* What the task requires:
Write out each line in which the string "деталей" is present.

(Records contained in a dataset)
□ □ □ □ □ □ □
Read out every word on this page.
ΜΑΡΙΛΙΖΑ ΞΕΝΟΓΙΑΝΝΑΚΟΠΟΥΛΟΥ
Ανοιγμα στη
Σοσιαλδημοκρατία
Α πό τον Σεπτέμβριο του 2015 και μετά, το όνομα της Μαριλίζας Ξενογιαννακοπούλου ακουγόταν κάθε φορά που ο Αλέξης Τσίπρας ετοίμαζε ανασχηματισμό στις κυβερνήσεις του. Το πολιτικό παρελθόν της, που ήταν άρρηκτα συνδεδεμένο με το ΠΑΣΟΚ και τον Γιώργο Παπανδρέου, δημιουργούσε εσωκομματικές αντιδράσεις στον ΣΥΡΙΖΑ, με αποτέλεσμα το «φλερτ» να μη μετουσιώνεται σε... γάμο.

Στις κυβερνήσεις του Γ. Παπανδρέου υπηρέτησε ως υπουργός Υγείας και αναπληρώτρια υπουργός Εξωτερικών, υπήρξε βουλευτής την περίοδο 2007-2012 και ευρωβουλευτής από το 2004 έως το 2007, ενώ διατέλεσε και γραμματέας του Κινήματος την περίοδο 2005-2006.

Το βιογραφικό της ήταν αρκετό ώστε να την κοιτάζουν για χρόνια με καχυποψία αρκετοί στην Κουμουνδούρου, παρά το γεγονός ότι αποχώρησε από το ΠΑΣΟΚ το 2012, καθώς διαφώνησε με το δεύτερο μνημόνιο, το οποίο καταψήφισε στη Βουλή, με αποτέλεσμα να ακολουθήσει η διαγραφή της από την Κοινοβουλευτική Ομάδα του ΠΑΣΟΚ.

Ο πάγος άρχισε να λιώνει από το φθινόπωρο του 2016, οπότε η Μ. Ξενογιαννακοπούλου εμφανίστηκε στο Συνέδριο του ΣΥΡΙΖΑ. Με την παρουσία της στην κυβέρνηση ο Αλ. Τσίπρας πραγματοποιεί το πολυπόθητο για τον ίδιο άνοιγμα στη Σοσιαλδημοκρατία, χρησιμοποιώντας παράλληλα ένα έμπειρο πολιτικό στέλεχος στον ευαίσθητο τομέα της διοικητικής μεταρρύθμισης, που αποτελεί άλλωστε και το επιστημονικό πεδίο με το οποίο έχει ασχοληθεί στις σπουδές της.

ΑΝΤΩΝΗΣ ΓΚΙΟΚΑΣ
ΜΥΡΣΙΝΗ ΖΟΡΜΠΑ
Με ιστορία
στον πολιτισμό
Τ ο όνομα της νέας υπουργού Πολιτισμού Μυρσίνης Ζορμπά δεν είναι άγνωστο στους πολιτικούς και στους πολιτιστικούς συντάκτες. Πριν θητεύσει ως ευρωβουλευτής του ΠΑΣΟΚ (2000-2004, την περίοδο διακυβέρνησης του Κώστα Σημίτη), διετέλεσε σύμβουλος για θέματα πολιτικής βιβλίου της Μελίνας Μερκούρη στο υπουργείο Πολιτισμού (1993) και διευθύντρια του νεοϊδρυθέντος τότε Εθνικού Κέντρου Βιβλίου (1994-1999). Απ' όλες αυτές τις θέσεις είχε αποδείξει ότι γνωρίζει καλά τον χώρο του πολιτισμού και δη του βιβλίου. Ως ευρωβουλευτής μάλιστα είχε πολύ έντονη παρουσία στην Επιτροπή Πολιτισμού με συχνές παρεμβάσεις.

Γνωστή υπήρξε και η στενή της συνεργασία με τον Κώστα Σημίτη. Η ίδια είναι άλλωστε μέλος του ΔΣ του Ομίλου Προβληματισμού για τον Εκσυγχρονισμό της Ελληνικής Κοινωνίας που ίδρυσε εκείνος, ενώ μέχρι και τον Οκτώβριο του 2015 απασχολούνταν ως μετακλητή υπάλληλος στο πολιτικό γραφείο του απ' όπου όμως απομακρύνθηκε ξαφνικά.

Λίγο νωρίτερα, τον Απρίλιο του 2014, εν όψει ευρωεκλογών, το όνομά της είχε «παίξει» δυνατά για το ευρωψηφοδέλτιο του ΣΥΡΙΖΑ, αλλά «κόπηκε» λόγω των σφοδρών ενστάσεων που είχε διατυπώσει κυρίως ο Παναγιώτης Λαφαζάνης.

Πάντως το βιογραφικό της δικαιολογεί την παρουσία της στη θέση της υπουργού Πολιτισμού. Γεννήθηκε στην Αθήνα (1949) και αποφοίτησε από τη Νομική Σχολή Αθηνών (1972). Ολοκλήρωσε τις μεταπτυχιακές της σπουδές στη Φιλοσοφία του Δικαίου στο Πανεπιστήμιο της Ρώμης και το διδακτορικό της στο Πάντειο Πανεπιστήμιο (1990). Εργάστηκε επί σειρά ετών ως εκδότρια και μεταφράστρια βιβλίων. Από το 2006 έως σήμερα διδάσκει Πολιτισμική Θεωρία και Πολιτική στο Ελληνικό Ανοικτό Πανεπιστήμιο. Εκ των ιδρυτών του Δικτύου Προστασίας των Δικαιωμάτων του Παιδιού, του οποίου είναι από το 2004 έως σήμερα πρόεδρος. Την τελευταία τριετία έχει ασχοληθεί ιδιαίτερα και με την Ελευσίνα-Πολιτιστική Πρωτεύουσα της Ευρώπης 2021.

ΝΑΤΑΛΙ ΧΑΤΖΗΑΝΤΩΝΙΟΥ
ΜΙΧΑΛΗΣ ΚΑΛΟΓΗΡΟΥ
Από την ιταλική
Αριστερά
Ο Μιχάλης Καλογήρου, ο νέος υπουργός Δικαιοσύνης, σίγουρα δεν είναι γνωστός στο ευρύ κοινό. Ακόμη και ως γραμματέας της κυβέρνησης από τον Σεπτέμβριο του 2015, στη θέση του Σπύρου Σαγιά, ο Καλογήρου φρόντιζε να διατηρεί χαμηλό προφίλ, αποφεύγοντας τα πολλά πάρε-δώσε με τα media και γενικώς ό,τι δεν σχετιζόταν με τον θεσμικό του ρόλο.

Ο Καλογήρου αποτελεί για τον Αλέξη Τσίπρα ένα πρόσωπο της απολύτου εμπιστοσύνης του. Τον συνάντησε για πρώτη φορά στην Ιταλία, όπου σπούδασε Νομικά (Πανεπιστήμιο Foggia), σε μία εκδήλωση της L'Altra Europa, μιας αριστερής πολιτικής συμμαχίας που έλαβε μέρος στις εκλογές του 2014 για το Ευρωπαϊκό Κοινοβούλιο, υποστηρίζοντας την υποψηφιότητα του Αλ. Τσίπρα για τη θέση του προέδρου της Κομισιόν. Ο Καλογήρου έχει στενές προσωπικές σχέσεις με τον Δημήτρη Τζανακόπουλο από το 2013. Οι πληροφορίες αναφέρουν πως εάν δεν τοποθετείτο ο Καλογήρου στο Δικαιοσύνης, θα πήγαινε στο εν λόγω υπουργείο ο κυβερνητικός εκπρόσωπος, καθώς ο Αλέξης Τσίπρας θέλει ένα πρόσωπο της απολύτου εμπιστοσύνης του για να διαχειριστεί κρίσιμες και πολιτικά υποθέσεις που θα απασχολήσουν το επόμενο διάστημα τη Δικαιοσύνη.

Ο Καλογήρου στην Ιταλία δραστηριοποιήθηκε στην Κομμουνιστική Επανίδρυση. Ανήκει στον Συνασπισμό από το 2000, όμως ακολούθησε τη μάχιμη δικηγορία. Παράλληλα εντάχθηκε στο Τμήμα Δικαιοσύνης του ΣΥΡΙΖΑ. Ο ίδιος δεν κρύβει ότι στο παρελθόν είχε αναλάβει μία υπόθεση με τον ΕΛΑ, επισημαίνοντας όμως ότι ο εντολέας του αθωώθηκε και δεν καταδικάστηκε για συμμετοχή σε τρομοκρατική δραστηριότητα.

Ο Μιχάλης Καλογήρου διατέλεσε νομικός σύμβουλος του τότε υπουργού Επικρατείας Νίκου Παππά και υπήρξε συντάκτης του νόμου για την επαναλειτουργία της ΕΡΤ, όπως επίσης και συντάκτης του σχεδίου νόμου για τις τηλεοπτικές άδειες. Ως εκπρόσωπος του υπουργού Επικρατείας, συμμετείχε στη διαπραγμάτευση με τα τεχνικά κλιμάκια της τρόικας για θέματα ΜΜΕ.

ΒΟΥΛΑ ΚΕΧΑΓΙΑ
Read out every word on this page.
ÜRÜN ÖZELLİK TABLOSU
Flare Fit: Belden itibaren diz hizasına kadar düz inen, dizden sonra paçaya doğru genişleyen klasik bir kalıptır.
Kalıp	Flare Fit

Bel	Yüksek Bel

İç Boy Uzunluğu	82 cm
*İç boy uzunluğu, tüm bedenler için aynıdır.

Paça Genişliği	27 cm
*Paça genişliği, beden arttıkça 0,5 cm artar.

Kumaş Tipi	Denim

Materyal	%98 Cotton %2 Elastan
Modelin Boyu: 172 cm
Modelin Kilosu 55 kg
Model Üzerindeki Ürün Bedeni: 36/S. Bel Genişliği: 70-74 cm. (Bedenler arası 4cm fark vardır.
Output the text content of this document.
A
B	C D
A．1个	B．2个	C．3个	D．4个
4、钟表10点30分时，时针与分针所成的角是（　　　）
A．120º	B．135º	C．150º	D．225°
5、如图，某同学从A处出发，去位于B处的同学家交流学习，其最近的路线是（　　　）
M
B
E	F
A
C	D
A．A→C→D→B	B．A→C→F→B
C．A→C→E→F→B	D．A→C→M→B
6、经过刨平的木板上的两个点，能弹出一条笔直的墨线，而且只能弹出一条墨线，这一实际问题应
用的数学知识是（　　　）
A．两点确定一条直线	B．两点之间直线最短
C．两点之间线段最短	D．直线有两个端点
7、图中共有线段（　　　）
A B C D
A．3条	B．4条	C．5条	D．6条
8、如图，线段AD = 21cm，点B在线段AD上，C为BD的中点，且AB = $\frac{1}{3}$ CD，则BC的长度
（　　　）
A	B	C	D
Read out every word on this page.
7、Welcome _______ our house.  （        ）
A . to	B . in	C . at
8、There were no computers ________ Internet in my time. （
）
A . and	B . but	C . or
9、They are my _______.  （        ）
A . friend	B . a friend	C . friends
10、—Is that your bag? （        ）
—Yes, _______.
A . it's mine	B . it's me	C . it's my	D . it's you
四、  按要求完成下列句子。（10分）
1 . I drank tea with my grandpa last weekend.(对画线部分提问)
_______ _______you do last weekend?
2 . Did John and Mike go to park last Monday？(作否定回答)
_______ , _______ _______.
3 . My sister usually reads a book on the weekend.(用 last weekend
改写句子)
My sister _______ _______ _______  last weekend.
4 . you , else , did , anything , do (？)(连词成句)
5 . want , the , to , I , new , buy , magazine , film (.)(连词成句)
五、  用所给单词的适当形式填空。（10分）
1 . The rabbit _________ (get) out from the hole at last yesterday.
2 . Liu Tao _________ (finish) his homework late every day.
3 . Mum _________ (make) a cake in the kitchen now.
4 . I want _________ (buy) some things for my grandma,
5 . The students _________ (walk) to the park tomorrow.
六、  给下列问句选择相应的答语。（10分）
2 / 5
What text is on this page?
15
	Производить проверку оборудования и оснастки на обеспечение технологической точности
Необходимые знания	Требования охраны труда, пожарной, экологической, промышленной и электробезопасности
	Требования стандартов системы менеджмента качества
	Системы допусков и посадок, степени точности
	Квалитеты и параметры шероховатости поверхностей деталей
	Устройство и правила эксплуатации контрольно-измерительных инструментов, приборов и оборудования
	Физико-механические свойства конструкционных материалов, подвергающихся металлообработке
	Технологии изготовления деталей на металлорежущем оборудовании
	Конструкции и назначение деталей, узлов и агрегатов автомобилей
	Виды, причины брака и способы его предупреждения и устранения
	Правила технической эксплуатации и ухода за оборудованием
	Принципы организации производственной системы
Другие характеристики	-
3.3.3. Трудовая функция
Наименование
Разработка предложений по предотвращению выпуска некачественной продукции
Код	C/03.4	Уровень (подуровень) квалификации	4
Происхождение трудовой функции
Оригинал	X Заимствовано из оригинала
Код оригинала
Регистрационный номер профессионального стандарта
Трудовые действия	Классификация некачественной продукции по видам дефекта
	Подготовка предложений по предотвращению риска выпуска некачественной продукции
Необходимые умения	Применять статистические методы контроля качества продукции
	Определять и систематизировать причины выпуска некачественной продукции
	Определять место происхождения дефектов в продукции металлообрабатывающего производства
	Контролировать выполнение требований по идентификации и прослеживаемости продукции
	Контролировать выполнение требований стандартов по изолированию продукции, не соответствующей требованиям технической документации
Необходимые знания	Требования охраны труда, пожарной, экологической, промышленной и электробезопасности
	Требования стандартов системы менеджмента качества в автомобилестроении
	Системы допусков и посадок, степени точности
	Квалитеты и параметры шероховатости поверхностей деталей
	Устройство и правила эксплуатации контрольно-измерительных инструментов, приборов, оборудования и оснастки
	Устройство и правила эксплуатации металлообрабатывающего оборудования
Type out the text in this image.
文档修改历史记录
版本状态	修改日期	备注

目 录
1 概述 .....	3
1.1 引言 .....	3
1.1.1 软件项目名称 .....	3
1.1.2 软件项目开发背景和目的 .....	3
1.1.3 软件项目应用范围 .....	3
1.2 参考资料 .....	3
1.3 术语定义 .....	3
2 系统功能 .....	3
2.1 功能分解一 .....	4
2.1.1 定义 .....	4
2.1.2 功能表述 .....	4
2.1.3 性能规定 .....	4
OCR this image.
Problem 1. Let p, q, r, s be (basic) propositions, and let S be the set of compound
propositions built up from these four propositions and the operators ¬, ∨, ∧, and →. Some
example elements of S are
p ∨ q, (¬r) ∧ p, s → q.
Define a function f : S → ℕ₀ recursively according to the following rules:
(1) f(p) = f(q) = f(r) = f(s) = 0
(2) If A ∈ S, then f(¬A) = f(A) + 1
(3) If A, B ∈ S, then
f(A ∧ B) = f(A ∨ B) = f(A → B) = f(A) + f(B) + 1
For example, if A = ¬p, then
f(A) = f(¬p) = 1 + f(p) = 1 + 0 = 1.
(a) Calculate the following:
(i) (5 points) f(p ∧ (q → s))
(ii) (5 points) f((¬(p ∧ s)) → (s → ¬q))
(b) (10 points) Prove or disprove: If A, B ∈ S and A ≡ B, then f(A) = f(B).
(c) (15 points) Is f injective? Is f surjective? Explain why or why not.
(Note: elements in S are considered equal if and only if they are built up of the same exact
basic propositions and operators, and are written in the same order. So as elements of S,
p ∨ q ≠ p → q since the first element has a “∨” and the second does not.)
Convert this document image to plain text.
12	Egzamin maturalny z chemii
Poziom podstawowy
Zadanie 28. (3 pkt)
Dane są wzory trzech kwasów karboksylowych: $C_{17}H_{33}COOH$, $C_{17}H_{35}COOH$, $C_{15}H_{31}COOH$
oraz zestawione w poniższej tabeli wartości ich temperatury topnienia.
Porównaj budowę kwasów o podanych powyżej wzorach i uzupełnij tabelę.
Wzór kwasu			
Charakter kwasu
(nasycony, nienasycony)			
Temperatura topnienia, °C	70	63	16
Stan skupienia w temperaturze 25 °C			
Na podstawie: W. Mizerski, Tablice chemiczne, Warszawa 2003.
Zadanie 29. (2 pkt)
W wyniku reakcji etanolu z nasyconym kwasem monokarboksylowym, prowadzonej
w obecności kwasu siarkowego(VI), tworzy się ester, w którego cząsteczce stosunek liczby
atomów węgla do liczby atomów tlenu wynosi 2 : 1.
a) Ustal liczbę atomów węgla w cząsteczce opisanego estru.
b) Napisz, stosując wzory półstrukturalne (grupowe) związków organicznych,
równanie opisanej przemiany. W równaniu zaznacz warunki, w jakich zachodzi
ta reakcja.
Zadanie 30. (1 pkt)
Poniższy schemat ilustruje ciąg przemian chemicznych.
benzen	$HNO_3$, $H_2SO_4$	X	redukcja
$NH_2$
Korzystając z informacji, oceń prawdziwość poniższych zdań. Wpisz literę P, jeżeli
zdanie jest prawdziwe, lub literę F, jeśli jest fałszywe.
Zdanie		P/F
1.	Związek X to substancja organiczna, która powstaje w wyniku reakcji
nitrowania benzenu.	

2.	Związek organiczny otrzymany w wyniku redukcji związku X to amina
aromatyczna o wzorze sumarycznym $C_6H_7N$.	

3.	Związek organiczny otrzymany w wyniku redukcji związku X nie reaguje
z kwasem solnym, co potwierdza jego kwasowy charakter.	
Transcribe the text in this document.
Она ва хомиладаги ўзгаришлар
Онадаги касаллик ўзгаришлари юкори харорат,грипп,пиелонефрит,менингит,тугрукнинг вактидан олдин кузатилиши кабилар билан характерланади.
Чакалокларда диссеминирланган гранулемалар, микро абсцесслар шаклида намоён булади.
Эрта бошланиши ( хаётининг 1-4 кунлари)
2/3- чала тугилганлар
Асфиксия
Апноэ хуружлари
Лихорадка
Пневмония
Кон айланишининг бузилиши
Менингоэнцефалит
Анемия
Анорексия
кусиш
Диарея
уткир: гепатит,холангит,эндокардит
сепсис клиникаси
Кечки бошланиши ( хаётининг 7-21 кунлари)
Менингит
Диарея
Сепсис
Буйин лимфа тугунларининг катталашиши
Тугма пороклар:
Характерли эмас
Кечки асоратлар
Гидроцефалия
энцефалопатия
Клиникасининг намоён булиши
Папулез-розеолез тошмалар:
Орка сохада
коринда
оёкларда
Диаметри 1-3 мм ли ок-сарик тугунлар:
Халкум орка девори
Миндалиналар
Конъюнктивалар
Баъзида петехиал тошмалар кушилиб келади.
□ □ □ □ □ □ □
* Reply to the exercise:
	Квалитеты и параметры шероховатости поверхностей деталей
	Технологии изготовления деталей на металлорежущем оборудовании
	Конструкции и назначение деталей, узлов и агрегатов автомобилей
	Квалитеты и параметры шероховатости поверхностей деталей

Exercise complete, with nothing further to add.